**DATA ENTRIES:**
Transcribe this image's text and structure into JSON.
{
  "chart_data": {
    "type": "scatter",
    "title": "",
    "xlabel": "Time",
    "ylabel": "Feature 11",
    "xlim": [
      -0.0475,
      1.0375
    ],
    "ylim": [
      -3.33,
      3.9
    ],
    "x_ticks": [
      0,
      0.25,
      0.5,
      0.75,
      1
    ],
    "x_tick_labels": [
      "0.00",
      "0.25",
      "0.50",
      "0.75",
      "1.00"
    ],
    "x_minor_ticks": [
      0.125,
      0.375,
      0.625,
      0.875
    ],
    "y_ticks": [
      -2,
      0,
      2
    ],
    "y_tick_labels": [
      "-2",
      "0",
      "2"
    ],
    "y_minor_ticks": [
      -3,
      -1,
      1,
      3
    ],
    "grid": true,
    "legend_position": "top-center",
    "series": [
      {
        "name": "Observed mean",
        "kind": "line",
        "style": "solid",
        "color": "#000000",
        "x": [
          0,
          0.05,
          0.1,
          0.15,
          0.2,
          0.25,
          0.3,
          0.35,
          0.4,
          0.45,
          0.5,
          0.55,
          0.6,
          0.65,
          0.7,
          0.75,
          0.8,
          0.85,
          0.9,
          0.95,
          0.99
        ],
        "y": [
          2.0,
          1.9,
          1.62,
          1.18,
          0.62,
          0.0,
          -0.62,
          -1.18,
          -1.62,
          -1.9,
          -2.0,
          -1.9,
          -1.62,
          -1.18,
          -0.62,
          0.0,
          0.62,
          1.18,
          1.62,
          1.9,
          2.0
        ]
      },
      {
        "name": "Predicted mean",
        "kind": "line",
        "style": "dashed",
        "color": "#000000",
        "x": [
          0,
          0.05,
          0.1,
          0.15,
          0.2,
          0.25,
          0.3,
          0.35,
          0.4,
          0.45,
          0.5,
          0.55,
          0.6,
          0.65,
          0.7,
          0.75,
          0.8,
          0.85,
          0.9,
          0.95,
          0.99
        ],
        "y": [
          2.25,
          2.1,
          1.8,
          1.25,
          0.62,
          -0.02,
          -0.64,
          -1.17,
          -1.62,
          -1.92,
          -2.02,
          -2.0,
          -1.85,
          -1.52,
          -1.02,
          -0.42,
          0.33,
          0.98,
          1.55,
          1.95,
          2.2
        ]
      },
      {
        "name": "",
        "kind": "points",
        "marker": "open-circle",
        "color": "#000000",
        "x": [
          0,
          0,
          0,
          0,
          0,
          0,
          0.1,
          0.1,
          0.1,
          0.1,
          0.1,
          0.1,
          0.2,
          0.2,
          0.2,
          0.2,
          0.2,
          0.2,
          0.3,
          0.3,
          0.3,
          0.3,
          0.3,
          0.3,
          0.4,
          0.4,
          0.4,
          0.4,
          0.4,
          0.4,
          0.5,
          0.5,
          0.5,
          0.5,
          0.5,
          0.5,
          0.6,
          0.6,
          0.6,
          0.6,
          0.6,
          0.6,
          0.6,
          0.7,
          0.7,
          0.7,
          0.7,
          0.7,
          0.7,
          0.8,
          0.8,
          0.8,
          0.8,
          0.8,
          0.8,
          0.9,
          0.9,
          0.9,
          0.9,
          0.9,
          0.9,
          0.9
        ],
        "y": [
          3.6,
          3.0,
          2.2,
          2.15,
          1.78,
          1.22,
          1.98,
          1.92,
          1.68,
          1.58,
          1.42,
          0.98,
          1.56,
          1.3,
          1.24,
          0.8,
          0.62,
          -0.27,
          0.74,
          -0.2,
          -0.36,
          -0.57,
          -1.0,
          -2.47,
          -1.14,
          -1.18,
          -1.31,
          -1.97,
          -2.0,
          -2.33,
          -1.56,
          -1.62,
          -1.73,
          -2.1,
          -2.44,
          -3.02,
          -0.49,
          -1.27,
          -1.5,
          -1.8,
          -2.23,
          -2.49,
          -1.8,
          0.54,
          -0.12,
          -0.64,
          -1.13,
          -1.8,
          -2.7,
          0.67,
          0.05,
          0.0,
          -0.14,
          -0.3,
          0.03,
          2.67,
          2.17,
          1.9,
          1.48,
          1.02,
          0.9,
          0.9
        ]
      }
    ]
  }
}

**EXERCISE TASK:** Please output the entries above, every line exactly as it reads.

**RESULT OF THIS TASK:**
Transcribe this image's text and structure into JSON.
{
  "chart_data": {
    "type": "scatter",
    "title": "",
    "xlabel": "Time",
    "ylabel": "Feature 11",
    "xlim": [
      -0.0475,
      1.0375
    ],
    "ylim": [
      -3.33,
      3.9
    ],
    "x_ticks": [
      0,
      0.25,
      0.5,
      0.75,
      1
    ],
    "x_tick_labels": [
      "0.00",
      "0.25",
      "0.50",
      "0.75",
      "1.00"
    ],
    "x_minor_ticks": [
      0.125,
      0.375,
      0.625,
      0.875
    ],
    "y_ticks": [
      -2,
      0,
      2
    ],
    "y_tick_labels": [
      "-2",
      "0",
      "2"
    ],
    "y_minor_ticks": [
      -3,
      -1,
      1,
      3
    ],
    "grid": true,
    "legend_position": "top-center",
    "series": [
      {
        "name": "Observed mean",
        "kind": "line",
        "style": "solid",
        "color": "#000000",
        "x": [
          0,
          0.05,
          0.1,
          0.15,
          0.2,
          0.25,
          0.3,
          0.35,
          0.4,
          0.45,
          0.5,
          0.55,
          0.6,
          0.65,
          0.7,
          0.75,
          0.8,
          0.85,
          0.9,
          0.95,
          0.99
        ],
        "y": [
          2.0,
          1.9,
          1.62,
          1.18,
          0.62,
          0.0,
          -0.62,
          -1.18,
          -1.62,
          -1.9,
          -2.0,
          -1.9,
          -1.62,
          -1.18,
          -0.62,
          0.0,
          0.62,
          1.18,
          1.62,
          1.9,
          2.0
        ]
      },
      {
        "name": "Predicted mean",
        "kind": "line",
        "style": "dashed",
        "color": "#000000",
        "x": [
          0,
          0.05,
          0.1,
          0.15,
          0.2,
          0.25,
          0.3,
          0.35,
          0.4,
          0.45,
          0.5,
          0.55,
          0.6,
          0.65,
          0.7,
          0.75,
          0.8,
          0.85,
          0.9,
          0.95,
          0.99
        ],
        "y": [
          2.25,
          2.1,
          1.8,
          1.25,
          0.62,
          -0.02,
          -0.64,
          -1.17,
          -1.62,
          -1.92,
          -2.02,
          -2.0,
          -1.85,
          -1.52,
          -1.02,
          -0.42,
          0.33,
          0.98,
          1.55,
          1.95,
          2.2
        ]
      },
      {
        "name": "",
        "kind": "points",
        "marker": "open-circle",
        "color": "#000000",
        "x": [
          0,
          0,
          0,
          0,
          0,
          0,
          0.1,
          0.1,
          0.1,
          0.1,
          0.1,
          0.1,
          0.2,
          0.2,
          0.2,
          0.2,
          0.2,
          0.2,
          0.3,
          0.3,
          0.3,
          0.3,
          0.3,
          0.3,
          0.4,
          0.4,
          0.4,
          0.4,
          0.4,
          0.4,
          0.5,
          0.5,
          0.5,
          0.5,
          0.5,
          0.5,
          0.6,
          0.6,
          0.6,
          0.6,
          0.6,
          0.6,
          0.6,
          0.7,
          0.7,
          0.7,
          0.7,
          0.7,
          0.7,
          0.8,
          0.8,
          0.8,
          0.8,
          0.8,
          0.8,
          0.9,
          0.9,
          0.9,
          0.9,
          0.9,
          0.9,
          0.9
        ],
        "y": [
          3.6,
          3.0,
          2.2,
          2.15,
          1.78,
          1.22,
          1.98,
          1.92,
          1.68,
          1.58,
          1.42,
          0.98,
          1.56,
          1.3,
          1.24,
          0.8,
          0.62,
          -0.27,
          0.74,
          -0.2,
          -0.36,
          -0.57,
          -1.0,
          -2.47,
          -1.14,
          -1.18,
          -1.31,
          -1.97,
          -2.0,
          -2.33,
          -1.56,
          -1.62,
          -1.73,
          -2.1,
          -2.44,
          -3.02,
          -0.49,
          -1.27,
          -1.5,
          -1.8,
          -2.23,
          -2.49,
          -1.8,
          0.54,
          -0.12,
          -0.64,
          -1.13,
          -1.8,
          -2.7,
          0.67,
          0.05,
          0.0,
          -0.14,
          -0.3,
          0.03,
          2.67,
          2.17,
          1.9,
          1.48,
          1.02,
          0.9,
          0.9
        ]
      }
    ]
  }
}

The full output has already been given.